━━ RECORDS FOR THIS EXERCISE

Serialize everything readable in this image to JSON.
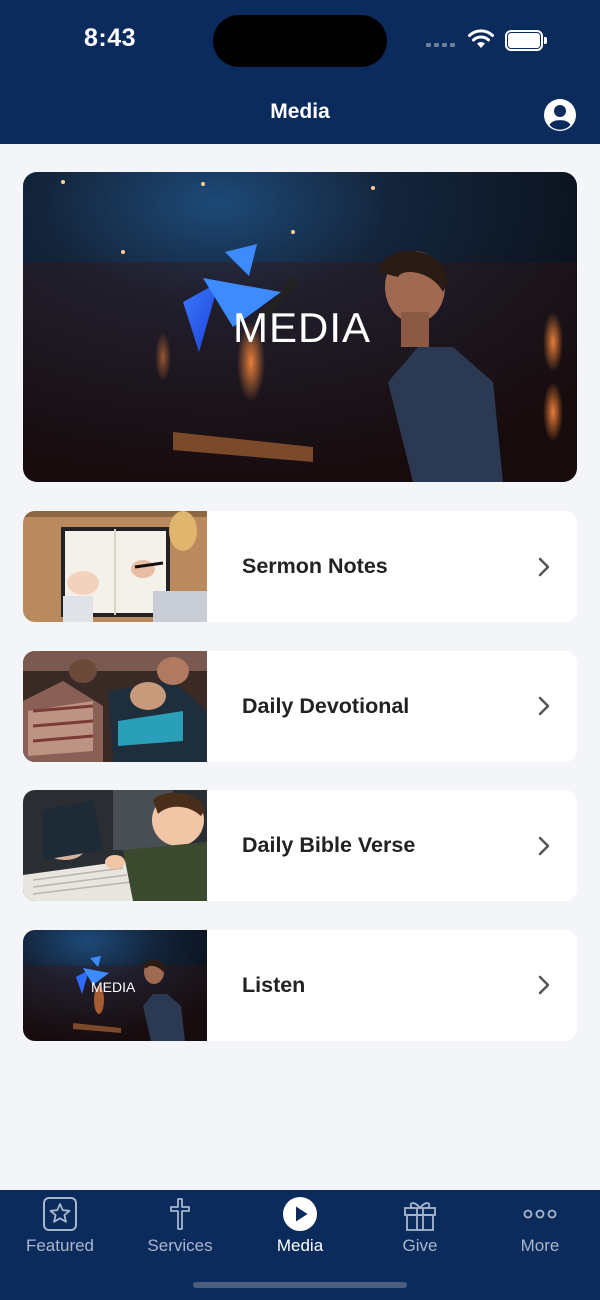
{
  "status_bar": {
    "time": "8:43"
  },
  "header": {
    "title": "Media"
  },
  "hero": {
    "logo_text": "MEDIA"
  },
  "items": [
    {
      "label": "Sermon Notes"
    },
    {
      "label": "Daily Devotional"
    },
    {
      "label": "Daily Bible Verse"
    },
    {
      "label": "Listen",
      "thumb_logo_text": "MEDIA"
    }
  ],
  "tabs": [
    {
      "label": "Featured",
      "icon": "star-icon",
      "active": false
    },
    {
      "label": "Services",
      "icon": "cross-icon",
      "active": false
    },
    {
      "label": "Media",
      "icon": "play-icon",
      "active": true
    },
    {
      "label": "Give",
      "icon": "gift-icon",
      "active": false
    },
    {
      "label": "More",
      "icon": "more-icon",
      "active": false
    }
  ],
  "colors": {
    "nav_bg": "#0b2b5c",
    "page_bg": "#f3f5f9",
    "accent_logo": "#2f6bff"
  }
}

━━━━

_GOAL_
Go through the preceding material and copy each line that has the word "label".

_TASK RESPONSE_
      "label": "Sermon Notes"
      "label": "Daily Devotional"
      "label": "Daily Bible Verse"
      "label": "Listen",
      "label": "Featured",
      "label": "Services",
      "label": "Media",
      "label": "Give",
      "label": "More",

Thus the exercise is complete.